■ **Material for this exercise**:
____________
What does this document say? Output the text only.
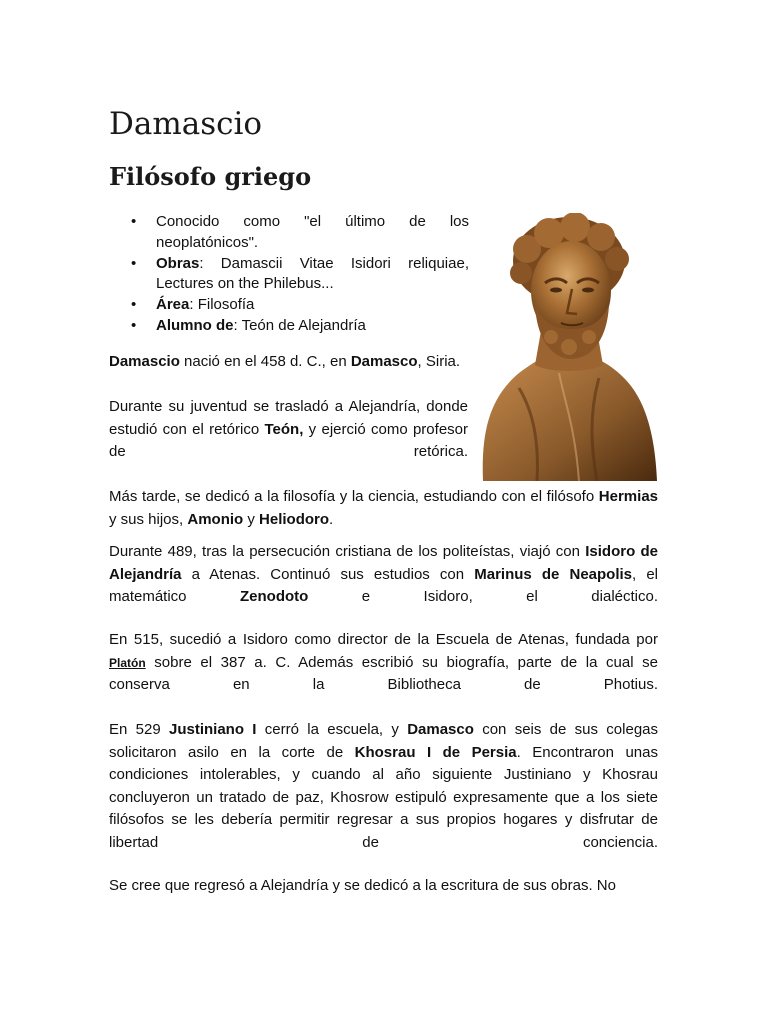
Damascio
Filósofo griego
• Conocido como "el último de los neoplatónicos".
• Obras: Damascii Vitae Isidori reliquiae, Lectures on the Philebus...
• Área: Filosofía
• Alumno de: Teón de Alejandría

Damascio nació en el 458 d. C., en Damasco, Siria.

Durante su juventud se trasladó a Alejandría, donde estudió con el retórico Teón, y ejerció como profesor de retórica.

Más tarde, se dedicó a la filosofía y la ciencia, estudiando con el filósofo Hermias y sus hijos, Amonio y Heliodoro.

Durante 489, tras la persecución cristiana de los politeístas, viajó con Isidoro de Alejandría a Atenas. Continuó sus estudios con Marinus de Neapolis, el matemático Zenodoto e Isidoro, el dialéctico.

En 515, sucedió a Isidoro como director de la Escuela de Atenas, fundada por Platón sobre el 387 a. C. Además escribió su biografía, parte de la cual se conserva en la Bibliotheca de Photius.

En 529 Justiniano I cerró la escuela, y Damasco con seis de sus colegas solicitaron asilo en la corte de Khosrau I de Persia. Encontraron unas condiciones intolerables, y cuando al año siguiente Justiniano y Khosrau concluyeron un tratado de paz, Khosrow estipuló expresamente que a los siete filósofos se les debería permitir regresar a sus propios hogares y disfrutar de libertad de conciencia.

Se cree que regresó a Alejandría y se dedicó a la escritura de sus obras. No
____________
■ **Problem description**:
Each line of the material must be retyped exactly, except that images are omitted.

■ **Task response**:
What does this document say? Output the text only.
Damascio
Filósofo griego
• Conocido como "el último de los neoplatónicos".
• Obras: Damascii Vitae Isidori reliquiae, Lectures on the Philebus...
• Área: Filosofía
• Alumno de: Teón de Alejandría

Damascio nació en el 458 d. C., en Damasco, Siria.

Durante su juventud se trasladó a Alejandría, donde estudió con el retórico Teón, y ejerció como profesor de retórica.

Más tarde, se dedicó a la filosofía y la ciencia, estudiando con el filósofo Hermias y sus hijos, Amonio y Heliodoro.

Durante 489, tras la persecución cristiana de los politeístas, viajó con Isidoro de Alejandría a Atenas. Continuó sus estudios con Marinus de Neapolis, el matemático Zenodoto e Isidoro, el dialéctico.

En 515, sucedió a Isidoro como director de la Escuela de Atenas, fundada por Platón sobre el 387 a. C. Además escribió su biografía, parte de la cual se conserva en la Bibliotheca de Photius.

En 529 Justiniano I cerró la escuela, y Damasco con seis de sus colegas solicitaron asilo en la corte de Khosrau I de Persia. Encontraron unas condiciones intolerables, y cuando al año siguiente Justiniano y Khosrau concluyeron un tratado de paz, Khosrow estipuló expresamente que a los siete filósofos se les debería permitir regresar a sus propios hogares y disfrutar de libertad de conciencia.

Se cree que regresó a Alejandría y se dedicó a la escritura de sus obras. No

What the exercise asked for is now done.